_OBJECTIVE_: Write out the listing beneath this instruction in its entirety, exactly as it reads.

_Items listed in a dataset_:
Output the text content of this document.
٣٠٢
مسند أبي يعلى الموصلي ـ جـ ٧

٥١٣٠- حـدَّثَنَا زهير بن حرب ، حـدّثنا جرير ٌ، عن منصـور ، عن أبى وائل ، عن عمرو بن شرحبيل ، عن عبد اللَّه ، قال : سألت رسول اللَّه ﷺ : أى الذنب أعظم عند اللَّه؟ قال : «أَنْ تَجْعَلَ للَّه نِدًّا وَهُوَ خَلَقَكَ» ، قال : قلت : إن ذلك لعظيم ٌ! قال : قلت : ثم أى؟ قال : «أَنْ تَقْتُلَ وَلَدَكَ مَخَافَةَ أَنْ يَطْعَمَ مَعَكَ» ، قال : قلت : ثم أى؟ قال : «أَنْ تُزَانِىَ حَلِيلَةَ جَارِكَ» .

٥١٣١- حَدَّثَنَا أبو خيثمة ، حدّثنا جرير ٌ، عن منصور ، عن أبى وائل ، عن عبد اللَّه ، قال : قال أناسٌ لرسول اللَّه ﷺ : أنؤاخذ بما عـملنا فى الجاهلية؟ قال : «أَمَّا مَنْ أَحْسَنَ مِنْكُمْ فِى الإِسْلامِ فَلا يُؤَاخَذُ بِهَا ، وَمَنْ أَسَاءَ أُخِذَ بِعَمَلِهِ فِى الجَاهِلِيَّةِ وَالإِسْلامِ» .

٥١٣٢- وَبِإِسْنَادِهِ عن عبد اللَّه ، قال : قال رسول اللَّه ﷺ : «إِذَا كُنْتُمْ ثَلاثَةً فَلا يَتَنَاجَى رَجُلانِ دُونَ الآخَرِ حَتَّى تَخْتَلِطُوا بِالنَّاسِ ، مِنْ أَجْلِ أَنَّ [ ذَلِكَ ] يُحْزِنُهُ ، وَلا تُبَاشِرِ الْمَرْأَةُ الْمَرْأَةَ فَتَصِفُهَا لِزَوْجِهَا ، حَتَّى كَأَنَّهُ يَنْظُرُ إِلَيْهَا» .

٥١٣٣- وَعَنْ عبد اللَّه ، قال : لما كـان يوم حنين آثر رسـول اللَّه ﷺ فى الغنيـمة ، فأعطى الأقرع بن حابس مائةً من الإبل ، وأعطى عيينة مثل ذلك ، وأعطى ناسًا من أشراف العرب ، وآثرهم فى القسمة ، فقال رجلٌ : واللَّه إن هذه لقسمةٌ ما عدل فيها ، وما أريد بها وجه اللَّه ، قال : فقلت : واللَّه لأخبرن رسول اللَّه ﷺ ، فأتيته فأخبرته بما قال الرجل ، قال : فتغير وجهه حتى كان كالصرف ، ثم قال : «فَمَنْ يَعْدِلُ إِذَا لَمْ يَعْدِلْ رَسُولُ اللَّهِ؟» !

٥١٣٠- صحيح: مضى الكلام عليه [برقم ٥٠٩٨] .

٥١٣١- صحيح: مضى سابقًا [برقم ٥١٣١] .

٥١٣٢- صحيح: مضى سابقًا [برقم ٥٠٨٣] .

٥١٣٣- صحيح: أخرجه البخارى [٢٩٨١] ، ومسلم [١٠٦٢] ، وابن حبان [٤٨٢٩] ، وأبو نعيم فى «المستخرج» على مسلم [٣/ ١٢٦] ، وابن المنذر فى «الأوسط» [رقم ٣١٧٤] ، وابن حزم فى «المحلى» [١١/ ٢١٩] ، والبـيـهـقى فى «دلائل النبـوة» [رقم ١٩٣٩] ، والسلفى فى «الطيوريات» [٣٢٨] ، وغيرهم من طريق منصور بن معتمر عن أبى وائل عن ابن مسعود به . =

_TASK RESULT_:
Output the text content of this document.
٣٠٢
مسند أبي يعلى الموصلي ـ جـ ٧

٥١٣٠- حـدَّثَنَا زهير بن حرب ، حـدّثنا جرير ٌ، عن منصـور ، عن أبى وائل ، عن عمرو بن شرحبيل ، عن عبد اللَّه ، قال : سألت رسول اللَّه ﷺ : أى الذنب أعظم عند اللَّه؟ قال : «أَنْ تَجْعَلَ للَّه نِدًّا وَهُوَ خَلَقَكَ» ، قال : قلت : إن ذلك لعظيم ٌ! قال : قلت : ثم أى؟ قال : «أَنْ تَقْتُلَ وَلَدَكَ مَخَافَةَ أَنْ يَطْعَمَ مَعَكَ» ، قال : قلت : ثم أى؟ قال : «أَنْ تُزَانِىَ حَلِيلَةَ جَارِكَ» .

٥١٣١- حَدَّثَنَا أبو خيثمة ، حدّثنا جرير ٌ، عن منصور ، عن أبى وائل ، عن عبد اللَّه ، قال : قال أناسٌ لرسول اللَّه ﷺ : أنؤاخذ بما عـملنا فى الجاهلية؟ قال : «أَمَّا مَنْ أَحْسَنَ مِنْكُمْ فِى الإِسْلامِ فَلا يُؤَاخَذُ بِهَا ، وَمَنْ أَسَاءَ أُخِذَ بِعَمَلِهِ فِى الجَاهِلِيَّةِ وَالإِسْلامِ» .

٥١٣٢- وَبِإِسْنَادِهِ عن عبد اللَّه ، قال : قال رسول اللَّه ﷺ : «إِذَا كُنْتُمْ ثَلاثَةً فَلا يَتَنَاجَى رَجُلانِ دُونَ الآخَرِ حَتَّى تَخْتَلِطُوا بِالنَّاسِ ، مِنْ أَجْلِ أَنَّ [ ذَلِكَ ] يُحْزِنُهُ ، وَلا تُبَاشِرِ الْمَرْأَةُ الْمَرْأَةَ فَتَصِفُهَا لِزَوْجِهَا ، حَتَّى كَأَنَّهُ يَنْظُرُ إِلَيْهَا» .

٥١٣٣- وَعَنْ عبد اللَّه ، قال : لما كـان يوم حنين آثر رسـول اللَّه ﷺ فى الغنيـمة ، فأعطى الأقرع بن حابس مائةً من الإبل ، وأعطى عيينة مثل ذلك ، وأعطى ناسًا من أشراف العرب ، وآثرهم فى القسمة ، فقال رجلٌ : واللَّه إن هذه لقسمةٌ ما عدل فيها ، وما أريد بها وجه اللَّه ، قال : فقلت : واللَّه لأخبرن رسول اللَّه ﷺ ، فأتيته فأخبرته بما قال الرجل ، قال : فتغير وجهه حتى كان كالصرف ، ثم قال : «فَمَنْ يَعْدِلُ إِذَا لَمْ يَعْدِلْ رَسُولُ اللَّهِ؟» !

٥١٣٠- صحيح: مضى الكلام عليه [برقم ٥٠٩٨] .

٥١٣١- صحيح: مضى سابقًا [برقم ٥١٣١] .

٥١٣٢- صحيح: مضى سابقًا [برقم ٥٠٨٣] .

٥١٣٣- صحيح: أخرجه البخارى [٢٩٨١] ، ومسلم [١٠٦٢] ، وابن حبان [٤٨٢٩] ، وأبو نعيم فى «المستخرج» على مسلم [٣/ ١٢٦] ، وابن المنذر فى «الأوسط» [رقم ٣١٧٤] ، وابن حزم فى «المحلى» [١١/ ٢١٩] ، والبـيـهـقى فى «دلائل النبـوة» [رقم ١٩٣٩] ، والسلفى فى «الطيوريات» [٣٢٨] ، وغيرهم من طريق منصور بن معتمر عن أبى وائل عن ابن مسعود به . =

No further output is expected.